WHAT IS REQUIRED - Look over the entries that follow and work out how many lines contain "ignis". State the number only.

MATERIAL SUPPLIED -

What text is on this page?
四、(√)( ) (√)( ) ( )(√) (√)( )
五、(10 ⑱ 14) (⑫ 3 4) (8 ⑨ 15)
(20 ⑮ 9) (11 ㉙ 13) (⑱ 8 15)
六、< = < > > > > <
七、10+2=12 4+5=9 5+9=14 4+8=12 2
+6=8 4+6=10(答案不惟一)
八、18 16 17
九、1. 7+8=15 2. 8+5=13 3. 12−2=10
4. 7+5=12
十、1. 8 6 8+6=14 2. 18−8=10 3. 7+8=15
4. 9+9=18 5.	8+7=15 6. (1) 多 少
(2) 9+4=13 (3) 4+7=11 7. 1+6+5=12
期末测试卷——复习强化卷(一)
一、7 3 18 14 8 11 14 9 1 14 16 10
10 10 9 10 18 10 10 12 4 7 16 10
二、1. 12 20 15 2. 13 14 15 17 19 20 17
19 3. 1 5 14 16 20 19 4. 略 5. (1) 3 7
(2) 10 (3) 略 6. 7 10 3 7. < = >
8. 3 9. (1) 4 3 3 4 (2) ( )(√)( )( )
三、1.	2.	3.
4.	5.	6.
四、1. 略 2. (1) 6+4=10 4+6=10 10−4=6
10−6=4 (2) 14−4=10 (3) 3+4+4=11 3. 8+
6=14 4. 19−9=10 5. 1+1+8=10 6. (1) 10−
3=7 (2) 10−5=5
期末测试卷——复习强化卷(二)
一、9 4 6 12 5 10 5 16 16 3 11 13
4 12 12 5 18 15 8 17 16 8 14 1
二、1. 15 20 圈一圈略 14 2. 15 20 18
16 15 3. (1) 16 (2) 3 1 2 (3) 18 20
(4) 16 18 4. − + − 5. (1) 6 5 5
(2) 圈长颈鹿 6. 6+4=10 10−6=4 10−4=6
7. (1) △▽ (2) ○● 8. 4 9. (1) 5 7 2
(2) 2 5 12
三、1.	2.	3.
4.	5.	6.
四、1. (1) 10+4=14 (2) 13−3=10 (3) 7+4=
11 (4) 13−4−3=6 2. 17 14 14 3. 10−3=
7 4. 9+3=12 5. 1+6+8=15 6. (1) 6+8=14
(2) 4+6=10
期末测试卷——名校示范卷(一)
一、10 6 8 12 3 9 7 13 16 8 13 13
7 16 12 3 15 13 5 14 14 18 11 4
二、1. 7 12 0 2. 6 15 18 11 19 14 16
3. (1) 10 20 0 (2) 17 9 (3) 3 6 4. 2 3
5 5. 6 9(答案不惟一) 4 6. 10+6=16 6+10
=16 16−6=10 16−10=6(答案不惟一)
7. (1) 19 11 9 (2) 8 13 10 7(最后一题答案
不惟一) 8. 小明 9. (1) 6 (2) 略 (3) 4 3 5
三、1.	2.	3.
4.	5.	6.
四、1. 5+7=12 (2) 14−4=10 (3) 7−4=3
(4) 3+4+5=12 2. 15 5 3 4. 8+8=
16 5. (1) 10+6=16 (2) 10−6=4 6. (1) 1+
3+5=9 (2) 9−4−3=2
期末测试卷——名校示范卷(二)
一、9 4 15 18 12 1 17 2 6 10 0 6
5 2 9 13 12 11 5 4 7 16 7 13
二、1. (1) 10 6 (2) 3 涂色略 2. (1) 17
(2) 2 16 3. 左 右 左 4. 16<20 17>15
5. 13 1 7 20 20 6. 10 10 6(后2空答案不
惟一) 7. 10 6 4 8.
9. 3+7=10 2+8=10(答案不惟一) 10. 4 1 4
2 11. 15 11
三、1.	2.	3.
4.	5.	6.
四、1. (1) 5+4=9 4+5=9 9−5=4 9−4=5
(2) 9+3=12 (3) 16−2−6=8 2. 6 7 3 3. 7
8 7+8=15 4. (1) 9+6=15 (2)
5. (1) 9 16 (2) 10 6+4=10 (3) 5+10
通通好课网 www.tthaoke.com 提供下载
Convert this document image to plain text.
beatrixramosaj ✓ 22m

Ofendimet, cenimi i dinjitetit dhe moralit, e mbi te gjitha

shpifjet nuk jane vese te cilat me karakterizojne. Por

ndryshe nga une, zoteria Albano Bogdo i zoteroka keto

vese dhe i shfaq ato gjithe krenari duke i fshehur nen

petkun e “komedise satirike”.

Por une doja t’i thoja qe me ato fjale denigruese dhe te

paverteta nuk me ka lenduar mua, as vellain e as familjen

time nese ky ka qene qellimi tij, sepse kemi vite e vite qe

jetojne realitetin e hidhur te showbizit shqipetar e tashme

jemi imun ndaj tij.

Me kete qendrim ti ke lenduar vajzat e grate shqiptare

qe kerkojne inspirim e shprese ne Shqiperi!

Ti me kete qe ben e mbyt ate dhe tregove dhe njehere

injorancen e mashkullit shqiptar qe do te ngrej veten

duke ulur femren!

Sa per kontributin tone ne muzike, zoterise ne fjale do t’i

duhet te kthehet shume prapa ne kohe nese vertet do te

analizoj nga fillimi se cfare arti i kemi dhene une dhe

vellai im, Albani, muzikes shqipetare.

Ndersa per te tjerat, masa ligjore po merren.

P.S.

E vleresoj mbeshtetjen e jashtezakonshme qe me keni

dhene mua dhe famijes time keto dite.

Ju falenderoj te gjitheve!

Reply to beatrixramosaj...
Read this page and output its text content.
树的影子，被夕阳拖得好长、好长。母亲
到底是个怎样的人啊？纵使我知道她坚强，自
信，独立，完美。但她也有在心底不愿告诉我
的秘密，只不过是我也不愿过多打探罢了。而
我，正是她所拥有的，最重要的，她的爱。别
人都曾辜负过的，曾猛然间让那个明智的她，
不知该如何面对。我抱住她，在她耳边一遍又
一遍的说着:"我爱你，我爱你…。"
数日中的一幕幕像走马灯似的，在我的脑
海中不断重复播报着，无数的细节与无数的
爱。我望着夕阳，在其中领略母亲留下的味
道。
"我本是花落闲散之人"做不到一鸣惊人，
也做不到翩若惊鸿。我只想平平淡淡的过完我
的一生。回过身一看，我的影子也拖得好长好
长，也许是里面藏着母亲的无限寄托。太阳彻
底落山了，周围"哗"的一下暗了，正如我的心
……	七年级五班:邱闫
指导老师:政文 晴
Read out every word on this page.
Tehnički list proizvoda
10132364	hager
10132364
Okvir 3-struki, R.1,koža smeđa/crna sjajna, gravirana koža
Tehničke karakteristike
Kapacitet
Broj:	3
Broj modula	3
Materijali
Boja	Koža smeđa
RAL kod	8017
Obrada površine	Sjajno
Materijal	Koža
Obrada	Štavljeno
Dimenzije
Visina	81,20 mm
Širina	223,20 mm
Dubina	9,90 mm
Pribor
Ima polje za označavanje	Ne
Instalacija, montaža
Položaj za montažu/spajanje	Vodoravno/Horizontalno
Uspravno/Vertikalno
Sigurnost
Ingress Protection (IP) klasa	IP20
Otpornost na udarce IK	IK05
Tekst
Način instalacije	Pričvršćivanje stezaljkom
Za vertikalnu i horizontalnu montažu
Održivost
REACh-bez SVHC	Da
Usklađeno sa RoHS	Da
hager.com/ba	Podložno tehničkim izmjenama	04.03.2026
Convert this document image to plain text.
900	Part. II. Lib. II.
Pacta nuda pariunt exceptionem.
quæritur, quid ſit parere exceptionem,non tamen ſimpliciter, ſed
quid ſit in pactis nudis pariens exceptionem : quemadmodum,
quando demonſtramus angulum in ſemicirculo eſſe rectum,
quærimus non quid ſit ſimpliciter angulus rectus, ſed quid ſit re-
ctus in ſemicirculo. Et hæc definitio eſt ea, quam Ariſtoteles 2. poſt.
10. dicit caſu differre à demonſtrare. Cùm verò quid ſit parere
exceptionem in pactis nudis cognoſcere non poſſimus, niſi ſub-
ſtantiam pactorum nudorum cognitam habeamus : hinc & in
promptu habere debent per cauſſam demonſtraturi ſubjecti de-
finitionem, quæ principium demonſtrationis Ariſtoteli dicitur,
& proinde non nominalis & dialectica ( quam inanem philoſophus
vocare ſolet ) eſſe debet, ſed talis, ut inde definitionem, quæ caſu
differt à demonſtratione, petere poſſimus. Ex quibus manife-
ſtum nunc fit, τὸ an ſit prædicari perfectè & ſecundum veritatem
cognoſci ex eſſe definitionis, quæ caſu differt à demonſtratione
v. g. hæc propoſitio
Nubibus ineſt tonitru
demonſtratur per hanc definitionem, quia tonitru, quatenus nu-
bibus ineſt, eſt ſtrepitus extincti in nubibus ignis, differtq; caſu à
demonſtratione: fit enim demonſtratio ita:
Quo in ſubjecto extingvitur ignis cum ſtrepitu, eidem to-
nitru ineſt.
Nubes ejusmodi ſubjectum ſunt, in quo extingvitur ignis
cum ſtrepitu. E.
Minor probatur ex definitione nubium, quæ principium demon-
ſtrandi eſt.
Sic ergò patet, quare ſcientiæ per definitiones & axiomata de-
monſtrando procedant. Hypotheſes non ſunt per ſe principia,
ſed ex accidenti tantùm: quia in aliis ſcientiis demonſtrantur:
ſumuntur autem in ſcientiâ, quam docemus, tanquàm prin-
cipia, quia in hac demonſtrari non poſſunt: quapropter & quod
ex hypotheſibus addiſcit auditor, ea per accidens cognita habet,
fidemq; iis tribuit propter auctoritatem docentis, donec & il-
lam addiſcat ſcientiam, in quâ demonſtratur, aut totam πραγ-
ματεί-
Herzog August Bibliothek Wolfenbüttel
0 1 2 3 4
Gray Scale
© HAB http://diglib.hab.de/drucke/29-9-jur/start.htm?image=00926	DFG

ANSWER - 3